The entire listing is to be repeated verbatim.

──────── Supplied material ────────

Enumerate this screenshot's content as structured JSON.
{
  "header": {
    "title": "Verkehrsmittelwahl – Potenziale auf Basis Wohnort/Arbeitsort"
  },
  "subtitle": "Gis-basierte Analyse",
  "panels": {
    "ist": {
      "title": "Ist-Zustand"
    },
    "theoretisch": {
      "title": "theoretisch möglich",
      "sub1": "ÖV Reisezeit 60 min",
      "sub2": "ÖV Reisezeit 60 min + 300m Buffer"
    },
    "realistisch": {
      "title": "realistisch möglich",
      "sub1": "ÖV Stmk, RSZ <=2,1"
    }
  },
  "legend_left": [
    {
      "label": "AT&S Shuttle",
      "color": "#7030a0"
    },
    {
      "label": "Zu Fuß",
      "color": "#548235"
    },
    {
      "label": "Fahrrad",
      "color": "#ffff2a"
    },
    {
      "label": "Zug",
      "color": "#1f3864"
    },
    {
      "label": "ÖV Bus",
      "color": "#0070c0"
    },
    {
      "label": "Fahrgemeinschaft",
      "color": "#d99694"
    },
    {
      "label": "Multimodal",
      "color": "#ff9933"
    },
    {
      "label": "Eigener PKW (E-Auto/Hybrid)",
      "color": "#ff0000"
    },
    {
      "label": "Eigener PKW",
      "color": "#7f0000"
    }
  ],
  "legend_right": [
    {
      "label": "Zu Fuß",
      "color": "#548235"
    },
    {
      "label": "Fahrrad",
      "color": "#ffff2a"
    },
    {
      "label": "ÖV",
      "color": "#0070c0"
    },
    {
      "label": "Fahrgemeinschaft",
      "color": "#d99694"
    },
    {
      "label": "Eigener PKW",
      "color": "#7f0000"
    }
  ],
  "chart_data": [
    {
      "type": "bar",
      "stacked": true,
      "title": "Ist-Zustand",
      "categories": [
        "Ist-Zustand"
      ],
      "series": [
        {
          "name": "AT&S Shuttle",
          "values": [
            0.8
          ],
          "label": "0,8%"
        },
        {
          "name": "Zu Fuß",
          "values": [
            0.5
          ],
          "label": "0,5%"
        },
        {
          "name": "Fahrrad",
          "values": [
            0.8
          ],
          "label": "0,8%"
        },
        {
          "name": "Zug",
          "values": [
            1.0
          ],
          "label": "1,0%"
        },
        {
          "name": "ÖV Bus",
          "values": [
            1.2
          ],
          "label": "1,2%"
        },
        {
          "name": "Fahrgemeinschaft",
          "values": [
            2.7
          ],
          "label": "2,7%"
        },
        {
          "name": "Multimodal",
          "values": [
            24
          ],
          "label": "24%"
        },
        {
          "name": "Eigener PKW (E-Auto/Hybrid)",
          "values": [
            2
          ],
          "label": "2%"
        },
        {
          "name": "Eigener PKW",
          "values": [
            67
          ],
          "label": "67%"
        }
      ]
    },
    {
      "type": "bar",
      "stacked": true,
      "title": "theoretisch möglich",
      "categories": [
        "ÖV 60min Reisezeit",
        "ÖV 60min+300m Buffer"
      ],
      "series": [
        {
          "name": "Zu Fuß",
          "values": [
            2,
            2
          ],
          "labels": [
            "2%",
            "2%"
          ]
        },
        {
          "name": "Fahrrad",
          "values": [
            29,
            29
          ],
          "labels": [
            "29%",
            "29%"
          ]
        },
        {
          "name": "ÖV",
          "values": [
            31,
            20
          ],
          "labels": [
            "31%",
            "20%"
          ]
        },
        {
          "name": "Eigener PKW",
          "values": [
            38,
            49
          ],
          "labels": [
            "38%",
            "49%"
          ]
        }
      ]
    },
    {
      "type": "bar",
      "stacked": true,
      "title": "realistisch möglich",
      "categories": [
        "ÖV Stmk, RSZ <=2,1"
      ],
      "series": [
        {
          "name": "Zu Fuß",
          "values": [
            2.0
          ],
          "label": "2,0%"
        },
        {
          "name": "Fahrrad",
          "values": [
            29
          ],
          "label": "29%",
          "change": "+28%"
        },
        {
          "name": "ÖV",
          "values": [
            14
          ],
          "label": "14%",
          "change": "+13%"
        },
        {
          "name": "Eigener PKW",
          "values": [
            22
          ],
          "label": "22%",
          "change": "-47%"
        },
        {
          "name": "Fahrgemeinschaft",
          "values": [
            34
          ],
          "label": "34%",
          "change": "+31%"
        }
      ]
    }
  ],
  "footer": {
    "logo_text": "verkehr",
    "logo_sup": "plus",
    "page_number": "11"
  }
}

────────

* **In response**:
Enumerate this screenshot's content as structured JSON.
{
  "header": {
    "title": "Verkehrsmittelwahl – Potenziale auf Basis Wohnort/Arbeitsort"
  },
  "subtitle": "Gis-basierte Analyse",
  "panels": {
    "ist": {
      "title": "Ist-Zustand"
    },
    "theoretisch": {
      "title": "theoretisch möglich",
      "sub1": "ÖV Reisezeit 60 min",
      "sub2": "ÖV Reisezeit 60 min + 300m Buffer"
    },
    "realistisch": {
      "title": "realistisch möglich",
      "sub1": "ÖV Stmk, RSZ <=2,1"
    }
  },
  "legend_left": [
    {
      "label": "AT&S Shuttle",
      "color": "#7030a0"
    },
    {
      "label": "Zu Fuß",
      "color": "#548235"
    },
    {
      "label": "Fahrrad",
      "color": "#ffff2a"
    },
    {
      "label": "Zug",
      "color": "#1f3864"
    },
    {
      "label": "ÖV Bus",
      "color": "#0070c0"
    },
    {
      "label": "Fahrgemeinschaft",
      "color": "#d99694"
    },
    {
      "label": "Multimodal",
      "color": "#ff9933"
    },
    {
      "label": "Eigener PKW (E-Auto/Hybrid)",
      "color": "#ff0000"
    },
    {
      "label": "Eigener PKW",
      "color": "#7f0000"
    }
  ],
  "legend_right": [
    {
      "label": "Zu Fuß",
      "color": "#548235"
    },
    {
      "label": "Fahrrad",
      "color": "#ffff2a"
    },
    {
      "label": "ÖV",
      "color": "#0070c0"
    },
    {
      "label": "Fahrgemeinschaft",
      "color": "#d99694"
    },
    {
      "label": "Eigener PKW",
      "color": "#7f0000"
    }
  ],
  "chart_data": [
    {
      "type": "bar",
      "stacked": true,
      "title": "Ist-Zustand",
      "categories": [
        "Ist-Zustand"
      ],
      "series": [
        {
          "name": "AT&S Shuttle",
          "values": [
            0.8
          ],
          "label": "0,8%"
        },
        {
          "name": "Zu Fuß",
          "values": [
            0.5
          ],
          "label": "0,5%"
        },
        {
          "name": "Fahrrad",
          "values": [
            0.8
          ],
          "label": "0,8%"
        },
        {
          "name": "Zug",
          "values": [
            1.0
          ],
          "label": "1,0%"
        },
        {
          "name": "ÖV Bus",
          "values": [
            1.2
          ],
          "label": "1,2%"
        },
        {
          "name": "Fahrgemeinschaft",
          "values": [
            2.7
          ],
          "label": "2,7%"
        },
        {
          "name": "Multimodal",
          "values": [
            24
          ],
          "label": "24%"
        },
        {
          "name": "Eigener PKW (E-Auto/Hybrid)",
          "values": [
            2
          ],
          "label": "2%"
        },
        {
          "name": "Eigener PKW",
          "values": [
            67
          ],
          "label": "67%"
        }
      ]
    },
    {
      "type": "bar",
      "stacked": true,
      "title": "theoretisch möglich",
      "categories": [
        "ÖV 60min Reisezeit",
        "ÖV 60min+300m Buffer"
      ],
      "series": [
        {
          "name": "Zu Fuß",
          "values": [
            2,
            2
          ],
          "labels": [
            "2%",
            "2%"
          ]
        },
        {
          "name": "Fahrrad",
          "values": [
            29,
            29
          ],
          "labels": [
            "29%",
            "29%"
          ]
        },
        {
          "name": "ÖV",
          "values": [
            31,
            20
          ],
          "labels": [
            "31%",
            "20%"
          ]
        },
        {
          "name": "Eigener PKW",
          "values": [
            38,
            49
          ],
          "labels": [
            "38%",
            "49%"
          ]
        }
      ]
    },
    {
      "type": "bar",
      "stacked": true,
      "title": "realistisch möglich",
      "categories": [
        "ÖV Stmk, RSZ <=2,1"
      ],
      "series": [
        {
          "name": "Zu Fuß",
          "values": [
            2.0
          ],
          "label": "2,0%"
        },
        {
          "name": "Fahrrad",
          "values": [
            29
          ],
          "label": "29%",
          "change": "+28%"
        },
        {
          "name": "ÖV",
          "values": [
            14
          ],
          "label": "14%",
          "change": "+13%"
        },
        {
          "name": "Eigener PKW",
          "values": [
            22
          ],
          "label": "22%",
          "change": "-47%"
        },
        {
          "name": "Fahrgemeinschaft",
          "values": [
            34
          ],
          "label": "34%",
          "change": "+31%"
        }
      ]
    }
  ],
  "footer": {
    "logo_text": "verkehr",
    "logo_sup": "plus",
    "page_number": "11"
  }
}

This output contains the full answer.